■ JOB
Copy out all lines that hold "Cook".

_ _ _

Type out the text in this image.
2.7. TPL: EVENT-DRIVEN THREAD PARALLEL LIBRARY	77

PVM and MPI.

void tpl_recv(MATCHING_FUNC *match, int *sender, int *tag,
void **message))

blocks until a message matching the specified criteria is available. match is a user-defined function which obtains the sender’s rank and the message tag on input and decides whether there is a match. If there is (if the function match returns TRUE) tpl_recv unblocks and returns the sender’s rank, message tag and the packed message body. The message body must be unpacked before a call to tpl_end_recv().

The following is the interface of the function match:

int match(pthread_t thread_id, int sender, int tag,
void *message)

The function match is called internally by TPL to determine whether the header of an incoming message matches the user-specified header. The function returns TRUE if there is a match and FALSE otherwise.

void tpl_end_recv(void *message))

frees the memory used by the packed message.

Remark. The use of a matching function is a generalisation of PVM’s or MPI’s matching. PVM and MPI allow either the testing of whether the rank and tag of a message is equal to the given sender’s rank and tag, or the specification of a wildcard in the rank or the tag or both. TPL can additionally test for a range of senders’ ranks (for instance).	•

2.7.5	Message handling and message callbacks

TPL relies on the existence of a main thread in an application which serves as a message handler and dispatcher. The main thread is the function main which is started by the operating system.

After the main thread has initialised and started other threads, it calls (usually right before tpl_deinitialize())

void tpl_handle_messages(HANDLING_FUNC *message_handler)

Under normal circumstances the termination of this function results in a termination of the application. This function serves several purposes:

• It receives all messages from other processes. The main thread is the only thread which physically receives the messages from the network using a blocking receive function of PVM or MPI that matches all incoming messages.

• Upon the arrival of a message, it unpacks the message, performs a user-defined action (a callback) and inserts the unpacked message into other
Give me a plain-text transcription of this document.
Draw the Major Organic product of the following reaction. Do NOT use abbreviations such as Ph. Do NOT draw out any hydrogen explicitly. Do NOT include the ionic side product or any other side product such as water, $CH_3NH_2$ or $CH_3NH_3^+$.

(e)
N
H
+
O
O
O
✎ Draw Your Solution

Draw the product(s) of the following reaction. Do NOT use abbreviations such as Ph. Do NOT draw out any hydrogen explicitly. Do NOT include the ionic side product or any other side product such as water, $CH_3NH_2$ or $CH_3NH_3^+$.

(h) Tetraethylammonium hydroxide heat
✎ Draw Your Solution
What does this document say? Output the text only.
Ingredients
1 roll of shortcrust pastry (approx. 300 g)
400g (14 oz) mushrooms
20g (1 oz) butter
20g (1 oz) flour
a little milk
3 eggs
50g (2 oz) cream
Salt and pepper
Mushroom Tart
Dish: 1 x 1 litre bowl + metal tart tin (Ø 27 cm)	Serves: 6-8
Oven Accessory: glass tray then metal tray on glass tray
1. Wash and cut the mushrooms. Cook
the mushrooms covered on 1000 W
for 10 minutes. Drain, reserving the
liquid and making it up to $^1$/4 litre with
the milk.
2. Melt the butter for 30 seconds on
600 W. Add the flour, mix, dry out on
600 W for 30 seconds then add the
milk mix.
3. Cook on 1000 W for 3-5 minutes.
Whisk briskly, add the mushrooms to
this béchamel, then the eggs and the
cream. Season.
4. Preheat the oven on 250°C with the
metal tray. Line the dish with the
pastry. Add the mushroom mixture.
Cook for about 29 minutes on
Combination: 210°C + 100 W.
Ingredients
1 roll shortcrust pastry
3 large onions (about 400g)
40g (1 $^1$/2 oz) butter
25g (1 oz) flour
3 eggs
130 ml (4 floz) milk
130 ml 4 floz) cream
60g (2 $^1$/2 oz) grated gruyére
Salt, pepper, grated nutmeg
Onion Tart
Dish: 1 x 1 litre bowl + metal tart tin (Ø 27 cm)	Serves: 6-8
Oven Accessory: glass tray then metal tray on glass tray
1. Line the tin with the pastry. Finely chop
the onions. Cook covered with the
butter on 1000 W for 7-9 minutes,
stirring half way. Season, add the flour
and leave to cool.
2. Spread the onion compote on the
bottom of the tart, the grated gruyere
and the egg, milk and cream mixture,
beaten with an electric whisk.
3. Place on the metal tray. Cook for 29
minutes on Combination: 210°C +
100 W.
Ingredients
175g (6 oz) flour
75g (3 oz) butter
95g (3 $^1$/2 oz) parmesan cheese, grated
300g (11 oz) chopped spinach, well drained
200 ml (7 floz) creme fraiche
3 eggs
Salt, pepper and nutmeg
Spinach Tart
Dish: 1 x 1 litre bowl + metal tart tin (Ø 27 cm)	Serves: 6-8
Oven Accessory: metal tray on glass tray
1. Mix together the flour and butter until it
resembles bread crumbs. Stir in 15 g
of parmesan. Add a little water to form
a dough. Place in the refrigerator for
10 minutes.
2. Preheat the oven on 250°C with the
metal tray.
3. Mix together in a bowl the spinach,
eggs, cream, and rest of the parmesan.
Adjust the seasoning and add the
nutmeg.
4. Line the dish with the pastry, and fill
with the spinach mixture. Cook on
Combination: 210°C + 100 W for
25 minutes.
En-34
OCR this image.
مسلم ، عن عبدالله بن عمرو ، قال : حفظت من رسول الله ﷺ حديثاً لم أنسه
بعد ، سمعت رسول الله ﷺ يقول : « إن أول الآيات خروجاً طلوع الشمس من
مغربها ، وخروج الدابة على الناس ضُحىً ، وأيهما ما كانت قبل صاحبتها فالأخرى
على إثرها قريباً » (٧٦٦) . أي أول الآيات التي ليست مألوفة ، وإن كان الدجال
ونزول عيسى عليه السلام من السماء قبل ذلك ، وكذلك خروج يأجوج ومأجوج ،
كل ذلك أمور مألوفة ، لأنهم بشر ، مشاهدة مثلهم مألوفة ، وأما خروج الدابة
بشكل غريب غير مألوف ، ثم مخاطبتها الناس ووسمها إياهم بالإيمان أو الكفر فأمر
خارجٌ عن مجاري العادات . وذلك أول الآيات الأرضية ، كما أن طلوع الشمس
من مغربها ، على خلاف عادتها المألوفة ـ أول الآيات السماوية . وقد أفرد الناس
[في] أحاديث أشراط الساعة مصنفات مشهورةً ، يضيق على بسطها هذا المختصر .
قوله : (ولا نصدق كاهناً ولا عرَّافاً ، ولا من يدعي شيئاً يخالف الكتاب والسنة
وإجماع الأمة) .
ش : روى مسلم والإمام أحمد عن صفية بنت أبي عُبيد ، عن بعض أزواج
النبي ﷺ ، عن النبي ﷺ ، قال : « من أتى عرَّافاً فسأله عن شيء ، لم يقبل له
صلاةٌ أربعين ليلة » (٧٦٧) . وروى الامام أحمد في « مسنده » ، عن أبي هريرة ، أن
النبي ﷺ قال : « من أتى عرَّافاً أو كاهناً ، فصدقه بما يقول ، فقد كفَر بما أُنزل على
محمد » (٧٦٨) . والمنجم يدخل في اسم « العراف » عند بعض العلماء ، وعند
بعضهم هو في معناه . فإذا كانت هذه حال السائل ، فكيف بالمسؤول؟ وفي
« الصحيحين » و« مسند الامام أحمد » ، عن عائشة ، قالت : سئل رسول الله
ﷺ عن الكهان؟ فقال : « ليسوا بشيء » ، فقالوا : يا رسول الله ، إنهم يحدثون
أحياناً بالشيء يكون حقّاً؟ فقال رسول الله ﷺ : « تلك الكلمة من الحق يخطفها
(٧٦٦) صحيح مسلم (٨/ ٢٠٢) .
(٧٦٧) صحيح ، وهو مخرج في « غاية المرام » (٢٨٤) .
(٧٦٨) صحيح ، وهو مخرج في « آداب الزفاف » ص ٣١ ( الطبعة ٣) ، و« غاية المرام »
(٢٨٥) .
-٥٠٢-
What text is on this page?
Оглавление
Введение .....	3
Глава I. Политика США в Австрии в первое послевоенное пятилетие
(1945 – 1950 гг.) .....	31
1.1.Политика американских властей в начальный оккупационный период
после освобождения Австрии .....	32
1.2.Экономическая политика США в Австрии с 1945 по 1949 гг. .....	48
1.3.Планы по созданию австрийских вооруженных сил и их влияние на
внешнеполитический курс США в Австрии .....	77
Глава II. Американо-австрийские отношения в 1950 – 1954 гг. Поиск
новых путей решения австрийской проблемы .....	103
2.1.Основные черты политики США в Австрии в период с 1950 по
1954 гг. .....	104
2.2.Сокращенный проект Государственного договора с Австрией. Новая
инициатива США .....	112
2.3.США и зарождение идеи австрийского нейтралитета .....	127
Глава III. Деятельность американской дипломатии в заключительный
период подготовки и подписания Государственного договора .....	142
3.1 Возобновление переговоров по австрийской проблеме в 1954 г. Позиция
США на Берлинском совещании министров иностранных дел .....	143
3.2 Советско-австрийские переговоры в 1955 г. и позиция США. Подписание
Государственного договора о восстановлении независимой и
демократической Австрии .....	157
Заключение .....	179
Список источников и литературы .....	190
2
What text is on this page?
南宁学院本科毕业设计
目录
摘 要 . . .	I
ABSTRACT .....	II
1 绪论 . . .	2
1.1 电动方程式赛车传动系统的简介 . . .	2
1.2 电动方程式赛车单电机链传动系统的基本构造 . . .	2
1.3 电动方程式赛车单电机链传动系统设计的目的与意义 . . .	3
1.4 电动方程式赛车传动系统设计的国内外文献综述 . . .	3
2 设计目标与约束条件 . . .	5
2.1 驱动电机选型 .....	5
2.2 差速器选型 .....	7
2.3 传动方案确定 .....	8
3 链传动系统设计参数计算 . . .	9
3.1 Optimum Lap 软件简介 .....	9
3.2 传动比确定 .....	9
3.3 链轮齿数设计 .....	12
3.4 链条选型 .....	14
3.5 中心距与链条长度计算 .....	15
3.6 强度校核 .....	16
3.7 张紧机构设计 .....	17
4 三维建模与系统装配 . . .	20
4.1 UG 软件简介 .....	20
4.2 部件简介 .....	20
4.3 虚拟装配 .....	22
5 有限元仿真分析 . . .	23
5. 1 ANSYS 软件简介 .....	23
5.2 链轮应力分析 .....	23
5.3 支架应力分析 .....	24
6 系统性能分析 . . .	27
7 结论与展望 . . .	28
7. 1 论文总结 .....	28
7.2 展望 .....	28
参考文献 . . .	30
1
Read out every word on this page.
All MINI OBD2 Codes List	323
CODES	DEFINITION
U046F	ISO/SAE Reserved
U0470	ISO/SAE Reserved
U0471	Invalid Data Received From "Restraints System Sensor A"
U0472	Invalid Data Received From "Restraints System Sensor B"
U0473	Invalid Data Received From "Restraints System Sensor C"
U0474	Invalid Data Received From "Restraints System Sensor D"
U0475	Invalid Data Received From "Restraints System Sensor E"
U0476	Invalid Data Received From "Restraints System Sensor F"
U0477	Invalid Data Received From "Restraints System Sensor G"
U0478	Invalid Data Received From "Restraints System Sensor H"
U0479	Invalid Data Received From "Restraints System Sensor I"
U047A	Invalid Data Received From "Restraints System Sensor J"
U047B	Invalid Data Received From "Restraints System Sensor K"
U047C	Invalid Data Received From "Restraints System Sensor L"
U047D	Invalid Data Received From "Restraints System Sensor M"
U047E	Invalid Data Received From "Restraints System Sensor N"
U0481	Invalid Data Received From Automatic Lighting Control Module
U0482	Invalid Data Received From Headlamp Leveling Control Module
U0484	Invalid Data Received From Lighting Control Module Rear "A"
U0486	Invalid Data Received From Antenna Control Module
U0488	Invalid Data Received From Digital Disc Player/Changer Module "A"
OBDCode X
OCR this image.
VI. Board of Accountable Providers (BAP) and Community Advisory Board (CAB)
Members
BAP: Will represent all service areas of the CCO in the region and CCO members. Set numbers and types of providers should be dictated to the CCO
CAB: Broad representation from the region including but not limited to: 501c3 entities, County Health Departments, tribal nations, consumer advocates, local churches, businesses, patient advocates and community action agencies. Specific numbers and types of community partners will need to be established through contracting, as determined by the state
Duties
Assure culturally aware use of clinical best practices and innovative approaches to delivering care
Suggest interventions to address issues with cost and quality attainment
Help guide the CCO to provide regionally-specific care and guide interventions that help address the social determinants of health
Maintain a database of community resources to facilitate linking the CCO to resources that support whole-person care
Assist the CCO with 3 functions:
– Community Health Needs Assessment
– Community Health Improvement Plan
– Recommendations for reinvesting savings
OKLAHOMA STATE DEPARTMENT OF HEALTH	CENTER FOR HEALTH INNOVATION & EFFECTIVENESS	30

_ _ _

■ RESULT BELOW
1. Wash and cut the mushrooms. Cook
3. Cook on 1000 W for 3-5 minutes.
Cook for about 29 minutes on
the onions. Cook covered with the
3. Place on the metal tray. Cook for 29
with the spinach mixture. Cook on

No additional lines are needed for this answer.